* **DO THIS**
Reproduce every line of the entries below without changing a single character.

* **INPUT ROWS**
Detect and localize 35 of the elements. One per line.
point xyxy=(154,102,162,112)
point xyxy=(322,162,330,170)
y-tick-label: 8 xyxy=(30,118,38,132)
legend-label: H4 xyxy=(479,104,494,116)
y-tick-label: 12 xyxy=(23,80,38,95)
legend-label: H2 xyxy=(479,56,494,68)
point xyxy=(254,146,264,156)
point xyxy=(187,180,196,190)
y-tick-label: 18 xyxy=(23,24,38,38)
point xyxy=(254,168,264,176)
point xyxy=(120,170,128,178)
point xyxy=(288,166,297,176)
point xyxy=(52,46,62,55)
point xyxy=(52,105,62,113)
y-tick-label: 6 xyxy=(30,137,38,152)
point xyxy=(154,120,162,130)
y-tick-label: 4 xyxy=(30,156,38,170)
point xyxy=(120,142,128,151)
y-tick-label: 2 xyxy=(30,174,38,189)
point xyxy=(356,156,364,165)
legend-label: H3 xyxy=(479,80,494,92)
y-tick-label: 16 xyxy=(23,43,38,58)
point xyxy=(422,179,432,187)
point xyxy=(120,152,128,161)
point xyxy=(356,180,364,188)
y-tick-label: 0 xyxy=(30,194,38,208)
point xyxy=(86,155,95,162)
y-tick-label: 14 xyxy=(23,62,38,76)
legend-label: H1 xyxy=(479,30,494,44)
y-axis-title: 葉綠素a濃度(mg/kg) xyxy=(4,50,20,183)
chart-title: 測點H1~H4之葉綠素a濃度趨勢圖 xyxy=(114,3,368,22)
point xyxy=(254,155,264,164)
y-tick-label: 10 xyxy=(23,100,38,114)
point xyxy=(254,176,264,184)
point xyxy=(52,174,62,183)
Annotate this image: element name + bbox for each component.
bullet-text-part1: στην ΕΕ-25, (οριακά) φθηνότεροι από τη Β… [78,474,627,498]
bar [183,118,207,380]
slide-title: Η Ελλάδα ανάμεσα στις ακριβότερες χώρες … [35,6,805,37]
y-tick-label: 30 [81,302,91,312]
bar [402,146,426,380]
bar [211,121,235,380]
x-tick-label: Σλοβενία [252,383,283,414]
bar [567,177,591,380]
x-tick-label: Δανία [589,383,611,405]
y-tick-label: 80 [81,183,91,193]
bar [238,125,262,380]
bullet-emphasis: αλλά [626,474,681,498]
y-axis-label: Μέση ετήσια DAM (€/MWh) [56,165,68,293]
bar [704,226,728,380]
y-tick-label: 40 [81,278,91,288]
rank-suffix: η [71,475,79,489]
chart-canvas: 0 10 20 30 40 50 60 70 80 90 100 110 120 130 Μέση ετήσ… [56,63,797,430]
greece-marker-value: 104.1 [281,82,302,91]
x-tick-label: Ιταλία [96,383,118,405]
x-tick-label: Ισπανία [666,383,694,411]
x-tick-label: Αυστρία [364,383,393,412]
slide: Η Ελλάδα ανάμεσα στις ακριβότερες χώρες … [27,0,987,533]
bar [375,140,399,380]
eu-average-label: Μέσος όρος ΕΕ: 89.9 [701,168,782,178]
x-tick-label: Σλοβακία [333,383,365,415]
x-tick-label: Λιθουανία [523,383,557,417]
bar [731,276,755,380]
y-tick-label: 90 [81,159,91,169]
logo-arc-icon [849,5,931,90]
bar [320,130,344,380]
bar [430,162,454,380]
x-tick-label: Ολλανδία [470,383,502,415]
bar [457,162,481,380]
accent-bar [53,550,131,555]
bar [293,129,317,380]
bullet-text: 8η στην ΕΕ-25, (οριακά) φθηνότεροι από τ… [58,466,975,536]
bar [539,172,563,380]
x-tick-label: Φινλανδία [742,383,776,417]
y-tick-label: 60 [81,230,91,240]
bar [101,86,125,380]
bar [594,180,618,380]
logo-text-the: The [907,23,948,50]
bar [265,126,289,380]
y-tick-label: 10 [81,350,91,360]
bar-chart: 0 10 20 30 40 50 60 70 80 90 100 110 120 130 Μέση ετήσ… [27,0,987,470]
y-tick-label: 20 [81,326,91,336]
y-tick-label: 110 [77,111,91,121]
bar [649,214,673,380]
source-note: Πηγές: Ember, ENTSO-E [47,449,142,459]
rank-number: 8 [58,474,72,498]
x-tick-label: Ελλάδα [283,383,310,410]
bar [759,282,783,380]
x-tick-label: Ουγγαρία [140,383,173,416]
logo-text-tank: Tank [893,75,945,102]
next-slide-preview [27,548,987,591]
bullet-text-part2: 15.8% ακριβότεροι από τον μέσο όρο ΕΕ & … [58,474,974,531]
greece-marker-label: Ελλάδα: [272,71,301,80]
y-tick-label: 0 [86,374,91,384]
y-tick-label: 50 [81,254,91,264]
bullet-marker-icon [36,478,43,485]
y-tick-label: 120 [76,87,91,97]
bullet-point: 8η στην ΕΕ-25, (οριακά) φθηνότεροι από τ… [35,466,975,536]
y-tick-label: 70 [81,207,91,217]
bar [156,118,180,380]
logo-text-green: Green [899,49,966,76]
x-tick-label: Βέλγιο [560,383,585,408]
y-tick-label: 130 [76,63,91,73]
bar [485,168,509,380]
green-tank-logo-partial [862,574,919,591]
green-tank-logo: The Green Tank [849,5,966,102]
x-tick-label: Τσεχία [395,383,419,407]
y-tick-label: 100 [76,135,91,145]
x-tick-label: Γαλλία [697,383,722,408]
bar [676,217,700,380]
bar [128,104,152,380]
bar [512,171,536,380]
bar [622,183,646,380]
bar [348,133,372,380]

* **RESPONSE**
Detect and localize 35 of the elements. One per line.
point xyxy=(154,102,162,112)
point xyxy=(322,162,330,170)
y-tick-label: 8 xyxy=(30,118,38,132)
legend-label: H4 xyxy=(479,104,494,116)
y-tick-label: 12 xyxy=(23,80,38,95)
legend-label: H2 xyxy=(479,56,494,68)
point xyxy=(254,146,264,156)
point xyxy=(187,180,196,190)
y-tick-label: 18 xyxy=(23,24,38,38)
point xyxy=(254,168,264,176)
point xyxy=(120,170,128,178)
point xyxy=(288,166,297,176)
point xyxy=(52,46,62,55)
point xyxy=(52,105,62,113)
y-tick-label: 6 xyxy=(30,137,38,152)
point xyxy=(154,120,162,130)
y-tick-label: 4 xyxy=(30,156,38,170)
point xyxy=(120,142,128,151)
y-tick-label: 2 xyxy=(30,174,38,189)
point xyxy=(356,156,364,165)
legend-label: H3 xyxy=(479,80,494,92)
y-tick-label: 16 xyxy=(23,43,38,58)
point xyxy=(422,179,432,187)
point xyxy=(120,152,128,161)
point xyxy=(356,180,364,188)
y-tick-label: 0 xyxy=(30,194,38,208)
point xyxy=(86,155,95,162)
y-tick-label: 14 xyxy=(23,62,38,76)
legend-label: H1 xyxy=(479,30,494,44)
y-axis-title: 葉綠素a濃度(mg/kg) xyxy=(4,50,20,183)
chart-title: 測點H1~H4之葉綠素a濃度趨勢圖 xyxy=(114,3,368,22)
point xyxy=(254,155,264,164)
y-tick-label: 10 xyxy=(23,100,38,114)
point xyxy=(254,176,264,184)
point xyxy=(52,174,62,183)
Annotate this image: element name + bbox for each component.
bullet-text-part1: στην ΕΕ-25, (οριακά) φθηνότεροι από τη Β… [78,474,627,498]
bar [183,118,207,380]
slide-title: Η Ελλάδα ανάμεσα στις ακριβότερες χώρες … [35,6,805,37]
y-tick-label: 30 [81,302,91,312]
bar [402,146,426,380]
bar [211,121,235,380]
x-tick-label: Σλοβενία [252,383,283,414]
bar [567,177,591,380]
x-tick-label: Δανία [589,383,611,405]
y-tick-label: 80 [81,183,91,193]
bar [238,125,262,380]
bullet-emphasis: αλλά [626,474,681,498]
y-axis-label: Μέση ετήσια DAM (€/MWh) [56,165,68,293]
bar [704,226,728,380]
y-tick-label: 40 [81,278,91,288]
rank-suffix: η [71,475,79,489]
chart-canvas: 0 10 20 30 40 50 60 70 80 90 100 110 120 130 Μέση ετήσ… [56,63,797,430]
greece-marker-value: 104.1 [281,82,302,91]
x-tick-label: Ιταλία [96,383,118,405]
x-tick-label: Ισπανία [666,383,694,411]
x-tick-label: Αυστρία [364,383,393,412]
slide: Η Ελλάδα ανάμεσα στις ακριβότερες χώρες … [27,0,987,533]
bar [375,140,399,380]
eu-average-label: Μέσος όρος ΕΕ: 89.9 [701,168,782,178]
x-tick-label: Σλοβακία [333,383,365,415]
x-tick-label: Λιθουανία [523,383,557,417]
bar [731,276,755,380]
y-tick-label: 90 [81,159,91,169]
logo-arc-icon [849,5,931,90]
bar [320,130,344,380]
bar [430,162,454,380]
x-tick-label: Ολλανδία [470,383,502,415]
bar [457,162,481,380]
accent-bar [53,550,131,555]
bar [293,129,317,380]
bullet-text: 8η στην ΕΕ-25, (οριακά) φθηνότεροι από τ… [58,466,975,536]
bar [539,172,563,380]
x-tick-label: Φινλανδία [742,383,776,417]
y-tick-label: 60 [81,230,91,240]
bar [101,86,125,380]
bar [594,180,618,380]
logo-text-the: The [907,23,948,50]
bar [265,126,289,380]
y-tick-label: 10 [81,350,91,360]
bar-chart: 0 10 20 30 40 50 60 70 80 90 100 110 120 130 Μέση ετήσ… [27,0,987,470]
y-tick-label: 20 [81,326,91,336]
y-tick-label: 110 [77,111,91,121]
bar [649,214,673,380]
source-note: Πηγές: Ember, ENTSO-E [47,449,142,459]
rank-number: 8 [58,474,72,498]
x-tick-label: Ελλάδα [283,383,310,410]
bar [759,282,783,380]
x-tick-label: Ουγγαρία [140,383,173,416]
logo-text-tank: Tank [893,75,945,102]
next-slide-preview [27,548,987,591]
bullet-text-part2: 15.8% ακριβότεροι από τον μέσο όρο ΕΕ & … [58,474,974,531]
greece-marker-label: Ελλάδα: [272,71,301,80]
y-tick-label: 0 [86,374,91,384]
y-tick-label: 50 [81,254,91,264]
bullet-marker-icon [36,478,43,485]
y-tick-label: 120 [76,87,91,97]
bullet-point: 8η στην ΕΕ-25, (οριακά) φθηνότεροι από τ… [35,466,975,536]
y-tick-label: 70 [81,207,91,217]
bar [156,118,180,380]
logo-text-green: Green [899,49,966,76]
x-tick-label: Βέλγιο [560,383,585,408]
y-tick-label: 130 [76,63,91,73]
bar [485,168,509,380]
green-tank-logo-partial [862,574,919,591]
green-tank-logo: The Green Tank [849,5,966,102]
x-tick-label: Τσεχία [395,383,419,407]
y-tick-label: 100 [76,135,91,145]
x-tick-label: Γαλλία [697,383,722,408]
bar [676,217,700,380]
bar [128,104,152,380]
bar [512,171,536,380]
bar [622,183,646,380]
bar [348,133,372,380]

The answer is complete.